The problem
Quote all entries exactly, leaving pictures aside.

□ □ □ □ □

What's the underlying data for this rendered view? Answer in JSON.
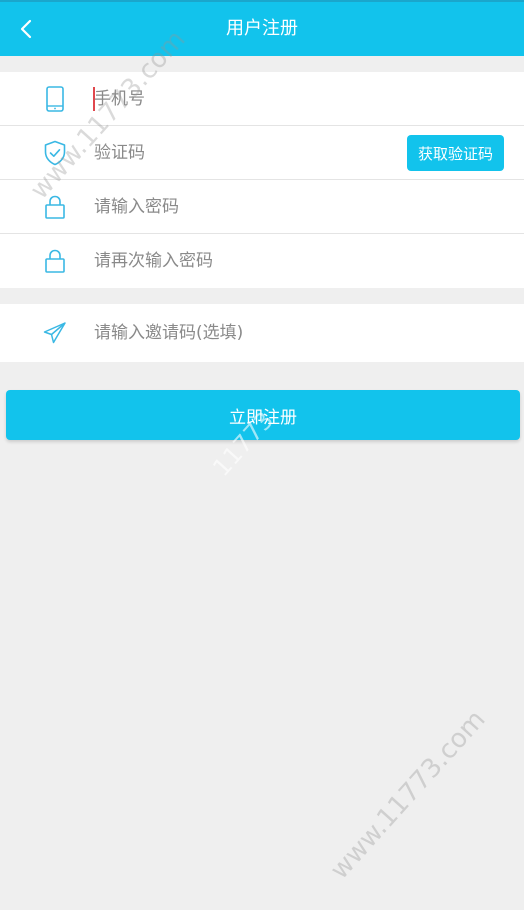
{
  "header": {
    "title": "用户注册"
  },
  "form": {
    "phone_placeholder": "手机号",
    "code_placeholder": "验证码",
    "get_code_label": "获取验证码",
    "password_placeholder": "请输入密码",
    "confirm_password_placeholder": "请再次输入密码",
    "invite_placeholder": "请输入邀请码(选填)"
  },
  "actions": {
    "submit_label": "立即注册"
  },
  "icons": {
    "back": "chevron-left-icon",
    "phone": "phone-icon",
    "code": "shield-check-icon",
    "password": "lock-icon",
    "confirm_password": "lock-icon",
    "invite": "paper-plane-icon"
  },
  "colors": {
    "accent": "#12c3ec",
    "icon": "#3ab8e4",
    "background": "#efefef"
  },
  "watermark": {
    "text1": "www.11773.com",
    "text2": "11773",
    "text3": "www.11773.com"
  }
}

□ □ □ □ □

Final result
What's the underlying data for this rendered view? Answer in JSON.
{
  "header": {
    "title": "用户注册"
  },
  "form": {
    "phone_placeholder": "手机号",
    "code_placeholder": "验证码",
    "get_code_label": "获取验证码",
    "password_placeholder": "请输入密码",
    "confirm_password_placeholder": "请再次输入密码",
    "invite_placeholder": "请输入邀请码(选填)"
  },
  "actions": {
    "submit_label": "立即注册"
  },
  "icons": {
    "back": "chevron-left-icon",
    "phone": "phone-icon",
    "code": "shield-check-icon",
    "password": "lock-icon",
    "confirm_password": "lock-icon",
    "invite": "paper-plane-icon"
  },
  "colors": {
    "accent": "#12c3ec",
    "icon": "#3ab8e4",
    "background": "#efefef"
  },
  "watermark": {
    "text1": "www.11773.com",
    "text2": "11773",
    "text3": "www.11773.com"
  }
}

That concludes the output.